### Description of the task
Please write out the material below exactly as given.

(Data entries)
(begin)
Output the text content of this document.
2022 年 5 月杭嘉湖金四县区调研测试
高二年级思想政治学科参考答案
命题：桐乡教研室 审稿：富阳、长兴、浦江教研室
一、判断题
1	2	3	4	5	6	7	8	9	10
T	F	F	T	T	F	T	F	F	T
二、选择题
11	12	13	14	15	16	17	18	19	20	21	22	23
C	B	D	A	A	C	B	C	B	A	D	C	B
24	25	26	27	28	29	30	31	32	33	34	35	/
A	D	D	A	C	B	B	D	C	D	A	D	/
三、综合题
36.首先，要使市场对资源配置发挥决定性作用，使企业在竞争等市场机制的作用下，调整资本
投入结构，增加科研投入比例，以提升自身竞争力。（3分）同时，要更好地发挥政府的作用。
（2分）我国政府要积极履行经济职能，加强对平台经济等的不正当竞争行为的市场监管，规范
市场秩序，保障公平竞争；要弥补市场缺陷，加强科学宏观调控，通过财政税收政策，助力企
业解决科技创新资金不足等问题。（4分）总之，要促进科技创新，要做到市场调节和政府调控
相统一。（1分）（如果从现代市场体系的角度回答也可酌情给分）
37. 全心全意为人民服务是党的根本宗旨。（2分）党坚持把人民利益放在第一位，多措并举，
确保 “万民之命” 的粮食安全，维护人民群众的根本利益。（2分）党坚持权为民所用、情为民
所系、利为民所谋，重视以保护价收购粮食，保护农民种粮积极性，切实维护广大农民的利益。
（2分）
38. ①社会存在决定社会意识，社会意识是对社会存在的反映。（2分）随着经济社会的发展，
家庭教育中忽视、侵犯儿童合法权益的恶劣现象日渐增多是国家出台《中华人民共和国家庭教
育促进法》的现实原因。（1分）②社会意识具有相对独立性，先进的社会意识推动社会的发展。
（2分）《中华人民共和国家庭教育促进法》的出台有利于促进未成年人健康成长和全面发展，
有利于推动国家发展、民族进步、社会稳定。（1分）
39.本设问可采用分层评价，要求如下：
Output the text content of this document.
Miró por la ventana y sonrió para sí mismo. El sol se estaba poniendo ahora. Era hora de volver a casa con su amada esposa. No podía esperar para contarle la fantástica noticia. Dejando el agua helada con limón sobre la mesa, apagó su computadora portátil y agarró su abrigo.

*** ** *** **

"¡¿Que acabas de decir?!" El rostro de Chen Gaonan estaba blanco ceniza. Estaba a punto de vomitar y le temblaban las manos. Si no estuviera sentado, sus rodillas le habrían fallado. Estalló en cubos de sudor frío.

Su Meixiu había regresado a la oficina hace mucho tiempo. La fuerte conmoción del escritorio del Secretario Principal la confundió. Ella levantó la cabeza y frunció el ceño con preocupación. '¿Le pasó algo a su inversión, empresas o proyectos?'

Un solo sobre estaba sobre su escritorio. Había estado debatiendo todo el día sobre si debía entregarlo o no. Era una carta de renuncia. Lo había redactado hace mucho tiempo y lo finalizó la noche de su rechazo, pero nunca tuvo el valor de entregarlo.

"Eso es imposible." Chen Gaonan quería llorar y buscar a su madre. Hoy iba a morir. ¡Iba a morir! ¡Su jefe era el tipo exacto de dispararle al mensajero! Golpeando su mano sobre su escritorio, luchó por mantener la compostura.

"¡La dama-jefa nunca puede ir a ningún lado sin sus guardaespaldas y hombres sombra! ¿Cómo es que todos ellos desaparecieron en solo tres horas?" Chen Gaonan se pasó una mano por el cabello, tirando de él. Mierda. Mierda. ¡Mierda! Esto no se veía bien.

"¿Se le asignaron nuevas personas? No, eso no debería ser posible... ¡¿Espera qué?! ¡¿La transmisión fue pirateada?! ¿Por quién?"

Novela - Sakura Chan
(end)
### Reply to the task
Output the text content of this document.
2022 年 5 月杭嘉湖金四县区调研测试
高二年级思想政治学科参考答案
命题：桐乡教研室 审稿：富阳、长兴、浦江教研室
一、判断题
1	2	3	4	5	6	7	8	9	10
T	F	F	T	T	F	T	F	F	T
二、选择题
11	12	13	14	15	16	17	18	19	20	21	22	23
C	B	D	A	A	C	B	C	B	A	D	C	B
24	25	26	27	28	29	30	31	32	33	34	35	/
A	D	D	A	C	B	B	D	C	D	A	D	/
三、综合题
36.首先，要使市场对资源配置发挥决定性作用，使企业在竞争等市场机制的作用下，调整资本
投入结构，增加科研投入比例，以提升自身竞争力。（3分）同时，要更好地发挥政府的作用。
（2分）我国政府要积极履行经济职能，加强对平台经济等的不正当竞争行为的市场监管，规范
市场秩序，保障公平竞争；要弥补市场缺陷，加强科学宏观调控，通过财政税收政策，助力企
业解决科技创新资金不足等问题。（4分）总之，要促进科技创新，要做到市场调节和政府调控
相统一。（1分）（如果从现代市场体系的角度回答也可酌情给分）
37. 全心全意为人民服务是党的根本宗旨。（2分）党坚持把人民利益放在第一位，多措并举，
确保 “万民之命” 的粮食安全，维护人民群众的根本利益。（2分）党坚持权为民所用、情为民
所系、利为民所谋，重视以保护价收购粮食，保护农民种粮积极性，切实维护广大农民的利益。
（2分）
38. ①社会存在决定社会意识，社会意识是对社会存在的反映。（2分）随着经济社会的发展，
家庭教育中忽视、侵犯儿童合法权益的恶劣现象日渐增多是国家出台《中华人民共和国家庭教
育促进法》的现实原因。（1分）②社会意识具有相对独立性，先进的社会意识推动社会的发展。
（2分）《中华人民共和国家庭教育促进法》的出台有利于促进未成年人健康成长和全面发展，
有利于推动国家发展、民族进步、社会稳定。（1分）
39.本设问可采用分层评价，要求如下：
Output the text content of this document.
Miró por la ventana y sonrió para sí mismo. El sol se estaba poniendo ahora. Era hora de volver a casa con su amada esposa. No podía esperar para contarle la fantástica noticia. Dejando el agua helada con limón sobre la mesa, apagó su computadora portátil y agarró su abrigo.

*** ** *** **

"¡¿Que acabas de decir?!" El rostro de Chen Gaonan estaba blanco ceniza. Estaba a punto de vomitar y le temblaban las manos. Si no estuviera sentado, sus rodillas le habrían fallado. Estalló en cubos de sudor frío.

Su Meixiu había regresado a la oficina hace mucho tiempo. La fuerte conmoción del escritorio del Secretario Principal la confundió. Ella levantó la cabeza y frunció el ceño con preocupación. '¿Le pasó algo a su inversión, empresas o proyectos?'

Un solo sobre estaba sobre su escritorio. Había estado debatiendo todo el día sobre si debía entregarlo o no. Era una carta de renuncia. Lo había redactado hace mucho tiempo y lo finalizó la noche de su rechazo, pero nunca tuvo el valor de entregarlo.

"Eso es imposible." Chen Gaonan quería llorar y buscar a su madre. Hoy iba a morir. ¡Iba a morir! ¡Su jefe era el tipo exacto de dispararle al mensajero! Golpeando su mano sobre su escritorio, luchó por mantener la compostura.

"¡La dama-jefa nunca puede ir a ningún lado sin sus guardaespaldas y hombres sombra! ¿Cómo es que todos ellos desaparecieron en solo tres horas?" Chen Gaonan se pasó una mano por el cabello, tirando de él. Mierda. Mierda. ¡Mierda! Esto no se veía bien.

"¿Se le asignaron nuevas personas? No, eso no debería ser posible... ¡¿Espera qué?! ¡¿La transmisión fue pirateada?! ¿Por quién?"

Novela - Sakura Chan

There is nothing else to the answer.